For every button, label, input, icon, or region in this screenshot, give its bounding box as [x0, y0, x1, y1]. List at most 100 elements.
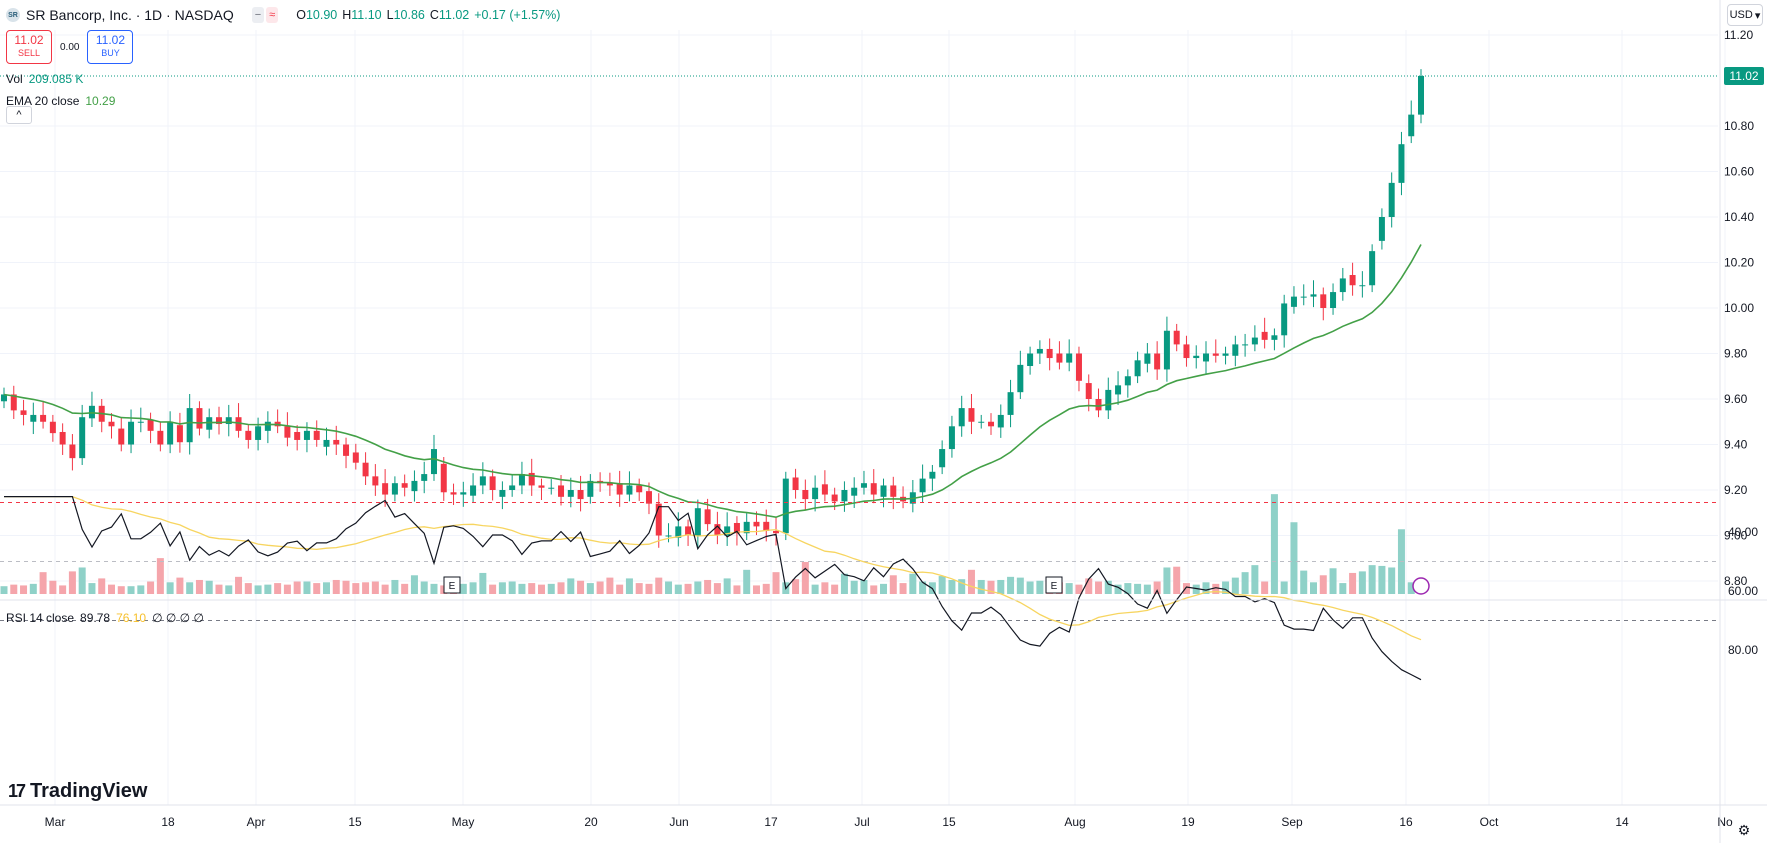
volume-bar	[528, 583, 536, 594]
volume-bar	[205, 580, 213, 594]
candle-body	[1066, 353, 1073, 363]
volume-bar	[322, 582, 330, 594]
candle-body	[675, 526, 682, 538]
volume-bar	[948, 579, 956, 594]
volume-bar	[547, 583, 555, 594]
volume-bar	[850, 580, 858, 594]
x-tick-label: 15	[942, 815, 956, 829]
volume-bar	[733, 585, 741, 594]
volume-bar	[498, 582, 506, 594]
candle-body	[79, 417, 86, 459]
candle-body	[518, 474, 525, 486]
candle-body	[1154, 353, 1161, 370]
candle-body	[470, 485, 477, 496]
candle-body	[118, 428, 125, 445]
earnings-marker	[443, 576, 461, 594]
volume-bar	[518, 583, 526, 594]
candle-body	[743, 521, 750, 534]
candle-body	[733, 522, 740, 534]
candle-body	[10, 394, 17, 411]
x-tick-label: Mar	[45, 815, 66, 829]
candle-body	[1242, 344, 1249, 346]
volume-bar	[899, 583, 907, 594]
candle-body	[1251, 337, 1258, 345]
candle-body	[157, 430, 164, 445]
currency-selector[interactable]: USD ▾	[1727, 4, 1763, 26]
rsi-legend[interactable]: RSI 14 close 89.78 76.10 ∅ ∅ ∅ ∅	[6, 611, 204, 625]
buy-button[interactable]: 11.02 BUY	[87, 30, 134, 64]
volume-bar	[1173, 566, 1181, 594]
volume-bar	[557, 582, 565, 594]
candle-body	[587, 480, 594, 497]
volume-bar	[625, 578, 633, 594]
candle-body	[313, 430, 320, 440]
candle-body	[20, 410, 27, 415]
volume-bar	[958, 579, 966, 594]
volume-bar	[880, 583, 888, 594]
y-tick-label: 9.40	[1724, 438, 1748, 452]
candle-body	[352, 452, 359, 463]
volume-bar	[635, 583, 643, 594]
volume-bar	[342, 580, 350, 594]
volume-bar	[1270, 494, 1278, 594]
candle-body	[30, 414, 37, 422]
candle-body	[558, 485, 565, 497]
volume-bar	[195, 579, 203, 594]
tradingview-logo[interactable]: 17 TradingView	[8, 780, 148, 802]
candle-body	[528, 472, 535, 486]
candle-body	[1290, 296, 1297, 307]
settings-icon[interactable]: ⚙	[1737, 821, 1751, 838]
volume-bar	[10, 584, 18, 594]
volume-bar	[332, 579, 340, 594]
candle-body	[1056, 353, 1063, 363]
volume-bar	[821, 582, 829, 594]
candle-body	[1017, 364, 1024, 393]
candle-body	[714, 524, 721, 536]
volume-bar	[1358, 571, 1366, 594]
candle-body	[929, 471, 936, 479]
candle-body	[626, 485, 633, 495]
y-tick-label: 9.00	[1724, 529, 1748, 543]
candle-body	[235, 417, 242, 431]
candle-body	[1, 394, 7, 402]
volume-bar	[694, 581, 702, 594]
candle-body	[1398, 144, 1405, 183]
candle-body	[509, 485, 516, 490]
volume-bar	[772, 572, 780, 594]
ema-legend[interactable]: EMA 20 close 10.29	[6, 94, 116, 108]
indicator-icon[interactable]: ≈	[266, 7, 279, 23]
candle-body	[1036, 348, 1043, 354]
candle-body	[1027, 353, 1034, 367]
volume-bar	[156, 558, 164, 594]
candle-body	[616, 483, 623, 495]
volume-legend[interactable]: Vol 209.085 K	[6, 72, 84, 86]
collapse-legend-button[interactable]: ^	[6, 106, 32, 124]
candle-body	[753, 521, 760, 527]
tradingview-mark-icon: 17	[8, 781, 26, 801]
candle-body	[40, 414, 47, 422]
candle-body	[196, 408, 203, 429]
candle-body	[1095, 399, 1102, 411]
earnings-marker-label: E	[449, 581, 456, 592]
volume-bar	[1036, 580, 1044, 594]
candle-body	[391, 483, 398, 495]
volume-bar	[1329, 568, 1337, 594]
volume-bar	[752, 585, 760, 594]
volume-bar	[1319, 575, 1327, 594]
sell-button[interactable]: 11.02 SELL	[6, 30, 52, 64]
volume-bar	[49, 580, 57, 594]
candle-body	[704, 509, 711, 525]
candle-layer	[1, 69, 1424, 548]
compare-icon[interactable]: −	[251, 7, 265, 23]
candle-body	[645, 491, 652, 504]
candle-body	[773, 530, 780, 534]
symbol-title[interactable]: SR Bancorp, Inc. · 1D · NASDAQ	[26, 7, 234, 23]
candle-body	[69, 444, 76, 459]
candle-body	[968, 408, 975, 422]
volume-bar	[860, 579, 868, 594]
y-tick-label: 10.20	[1724, 256, 1754, 270]
volume-bar	[1231, 577, 1239, 594]
ohlc-values: O10.90 H11.10 L10.86 C11.02 +0.17 (+1.57…	[296, 8, 561, 22]
earnings-marker	[1045, 576, 1063, 594]
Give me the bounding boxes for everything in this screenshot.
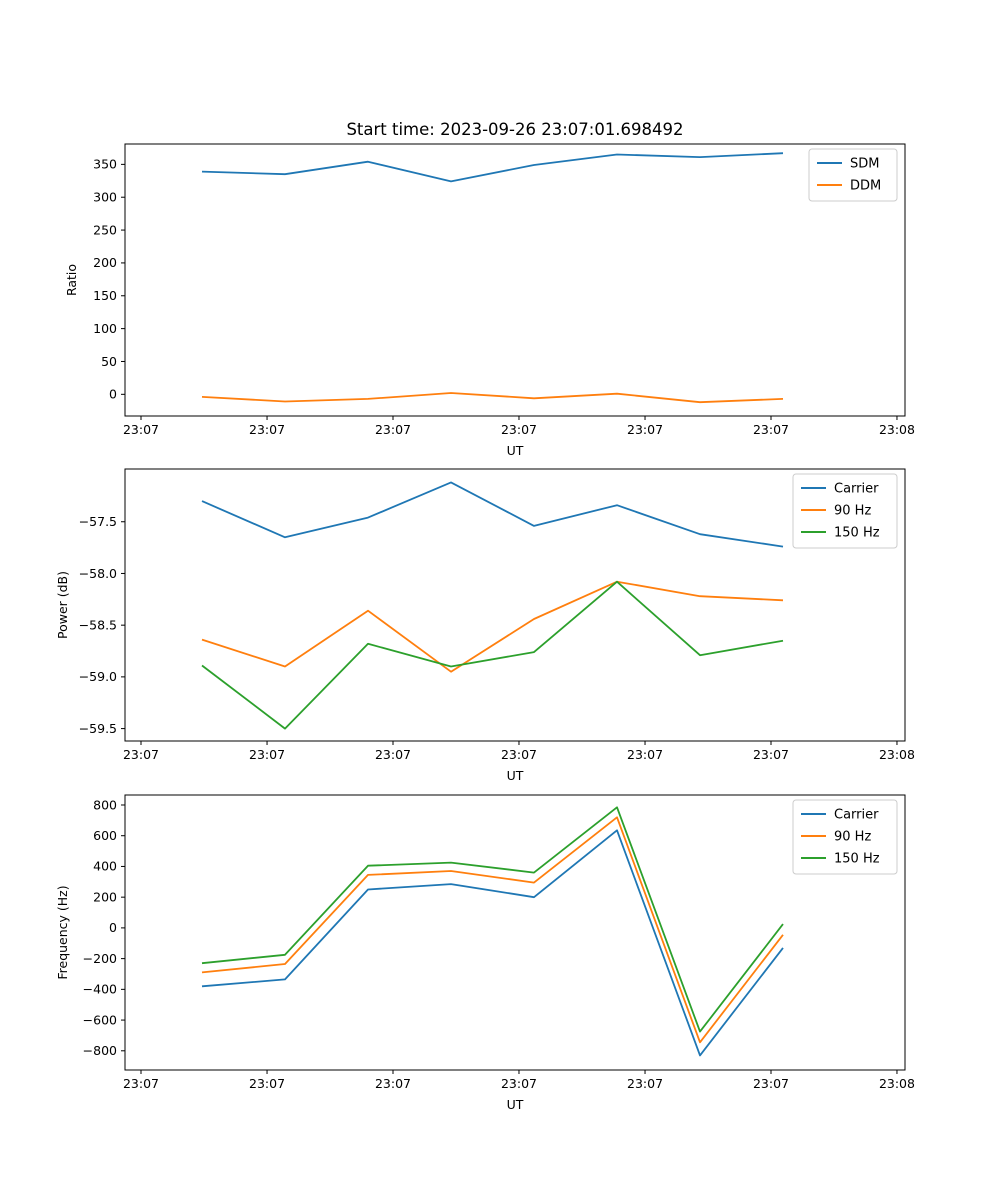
y-tick-label: −59.0 xyxy=(79,669,117,684)
legend-box xyxy=(792,473,898,549)
x-tick-label: 23:07 xyxy=(249,747,285,762)
y-tick-label: 100 xyxy=(93,321,117,336)
x-tick-label: 23:07 xyxy=(123,1076,159,1091)
series-line-ddm xyxy=(201,392,784,404)
x-tick-label: 23:07 xyxy=(249,422,285,437)
x-tick-label: 23:07 xyxy=(753,422,789,437)
legend: SDM DDM xyxy=(808,148,898,202)
y-tick-label: −57.5 xyxy=(79,514,117,529)
legend-label: 90 Hz xyxy=(834,829,871,844)
plot-area xyxy=(124,468,906,742)
y-tick-label: 200 xyxy=(93,255,117,270)
y-tick-label: 0 xyxy=(109,920,117,935)
x-tick-label: 23:07 xyxy=(627,747,663,762)
y-axis-label: Power (dB) xyxy=(55,571,70,639)
x-tick-label: 23:07 xyxy=(375,422,411,437)
x-tick-label: 23:07 xyxy=(501,422,537,437)
y-axis-label: Frequency (Hz) xyxy=(55,885,70,979)
y-tick-label: −58.5 xyxy=(79,617,117,632)
y-tick-label: −400 xyxy=(83,982,117,997)
x-tick-label: 23:07 xyxy=(375,1076,411,1091)
series-line-150-hz xyxy=(201,580,784,730)
y-tick-label: 200 xyxy=(93,889,117,904)
legend-label: Carrier xyxy=(834,481,879,496)
y-tick-label: −600 xyxy=(83,1012,117,1027)
legend-label: 90 Hz xyxy=(834,503,871,518)
y-tick-label: 800 xyxy=(93,797,117,812)
x-tick-label: 23:07 xyxy=(627,1076,663,1091)
x-tick-label: 23:07 xyxy=(249,1076,285,1091)
subplot-3: −800 −600 −400 −200 0 200 400 600 800 23:07 23:07 2… xyxy=(55,794,915,1112)
plot-area xyxy=(124,143,906,417)
y-axis-label: Ratio xyxy=(64,264,79,296)
y-tick-label: −200 xyxy=(83,951,117,966)
y-tick-label: 600 xyxy=(93,828,117,843)
x-tick-label: 23:07 xyxy=(501,1076,537,1091)
y-tick-label: −800 xyxy=(83,1043,117,1058)
legend-label: 150 Hz xyxy=(834,851,880,866)
figure-title: Start time: 2023-09-26 23:07:01.698492 xyxy=(346,120,684,139)
x-axis-label: UT xyxy=(507,768,524,783)
y-tick-label: 300 xyxy=(93,190,117,205)
legend-label: 150 Hz xyxy=(834,525,880,540)
legend: Carrier 90 Hz 150 Hz xyxy=(792,799,898,875)
legend: Carrier 90 Hz 150 Hz xyxy=(792,473,898,549)
y-tick-label: −58.0 xyxy=(79,566,117,581)
x-tick-label: 23:07 xyxy=(123,747,159,762)
legend-label: SDM xyxy=(850,156,879,171)
y-tick-label: 250 xyxy=(93,222,117,237)
x-axis-label: UT xyxy=(507,443,524,458)
legend-label: DDM xyxy=(850,178,881,193)
y-tick-label: 50 xyxy=(101,354,117,369)
x-tick-label: 23:08 xyxy=(879,747,915,762)
x-tick-label: 23:07 xyxy=(627,422,663,437)
x-tick-label: 23:07 xyxy=(753,747,789,762)
series-line-carrier xyxy=(201,481,784,548)
subplot-2: −59.5 −59.0 −58.5 −58.0 −57.5 23:07 23:07 23:07… xyxy=(55,468,915,783)
legend-label: Carrier xyxy=(834,807,879,822)
y-tick-label: −59.5 xyxy=(79,721,117,736)
x-tick-label: 23:07 xyxy=(753,1076,789,1091)
series-line-150-hz xyxy=(201,806,784,1033)
y-tick-label: 400 xyxy=(93,859,117,874)
x-tick-label: 23:07 xyxy=(123,422,159,437)
x-axis-label: UT xyxy=(507,1097,524,1112)
subplot-1: 0 50 100 150 200 250 300 350 23:07 23:07 23:07 23:0… xyxy=(64,143,915,458)
x-tick-label: 23:07 xyxy=(375,747,411,762)
series-line-sdm xyxy=(201,152,784,183)
y-tick-label: 0 xyxy=(109,387,117,402)
y-tick-label: 350 xyxy=(93,157,117,172)
series-line-90-hz xyxy=(201,816,784,1044)
y-tick-label: 150 xyxy=(93,288,117,303)
series-line-carrier xyxy=(201,829,784,1057)
x-tick-label: 23:08 xyxy=(879,422,915,437)
x-tick-label: 23:08 xyxy=(879,1076,915,1091)
legend-box xyxy=(792,799,898,875)
x-tick-label: 23:07 xyxy=(501,747,537,762)
series-line-90-hz xyxy=(201,580,784,673)
plot-area xyxy=(124,794,906,1071)
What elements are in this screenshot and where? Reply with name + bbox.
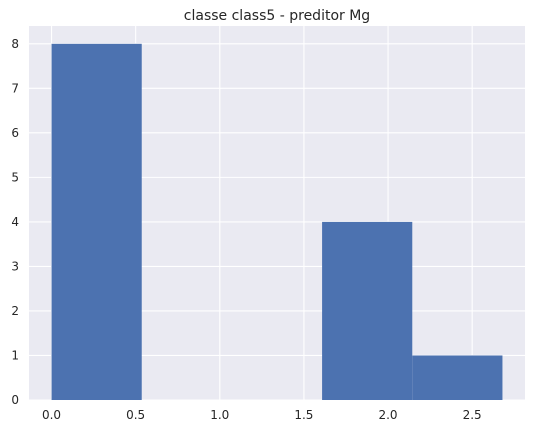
y-tick-label: 6 <box>11 126 19 140</box>
x-tick-label: 0.5 <box>126 408 145 422</box>
y-tick-label: 8 <box>11 37 19 51</box>
y-tick-label: 1 <box>11 348 19 362</box>
y-tick-label: 4 <box>11 215 19 229</box>
y-tick-label: 0 <box>11 393 19 407</box>
histogram-bar <box>322 221 413 400</box>
y-tick-label: 2 <box>11 304 19 318</box>
x-tick-label: 1.5 <box>294 408 313 422</box>
x-tick-label: 2.0 <box>378 408 397 422</box>
x-tick-label: 1.0 <box>210 408 229 422</box>
y-tick-label: 5 <box>11 170 19 184</box>
x-tick-label: 2.5 <box>463 408 482 422</box>
x-tick-label: 0.0 <box>42 408 61 422</box>
histogram-bar <box>412 355 503 400</box>
chart-title: classe class5 - preditor Mg <box>184 8 370 24</box>
x-tick-labels: 0.0 0.5 1.0 1.5 2.0 2.5 <box>42 408 482 422</box>
y-tick-label: 3 <box>11 259 19 273</box>
y-tick-label: 7 <box>11 81 19 95</box>
histogram-bars <box>51 43 503 401</box>
y-tick-labels: 0 1 2 3 4 5 6 7 8 <box>11 37 19 407</box>
histogram-bar <box>51 43 142 401</box>
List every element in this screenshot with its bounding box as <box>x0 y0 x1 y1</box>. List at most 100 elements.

* * *

• _Goal_
Convert the entries from the line that contains "y-tick-label: −59.0 xyxy=(79,669,117,684)" through the line that contains "x-tick-label: 23:07 xyxy=(627,747,663,762)", both included, into a JSON list of strings, with one string per line and blank lines omitted.

• _Answer to the problem_
[
  "y-tick-label: −59.0 xyxy=(79,669,117,684)",
  "legend-box xyxy=(792,473,898,549)",
  "x-tick-label: 23:07 xyxy=(249,747,285,762)",
  "y-tick-label: 100 xyxy=(93,321,117,336)",
  "x-tick-label: 23:07 xyxy=(123,1076,159,1091)",
  "series-line-ddm xyxy=(201,392,784,404)",
  "x-tick-label: 23:07 xyxy=(249,422,285,437)",
  "x-tick-label: 23:07 xyxy=(753,422,789,437)",
  "legend: SDM DDM xyxy=(808,148,898,202)",
  "y-tick-label: −57.5 xyxy=(79,514,117,529)",
  "legend-label: 90 Hz xyxy=(834,829,871,844)",
  "plot-area xyxy=(124,468,906,742)",
  "y-tick-label: 200 xyxy=(93,255,117,270)",
  "y-tick-label: 0 xyxy=(109,920,117,935)",
  "x-tick-label: 23:07 xyxy=(627,747,663,762)"
]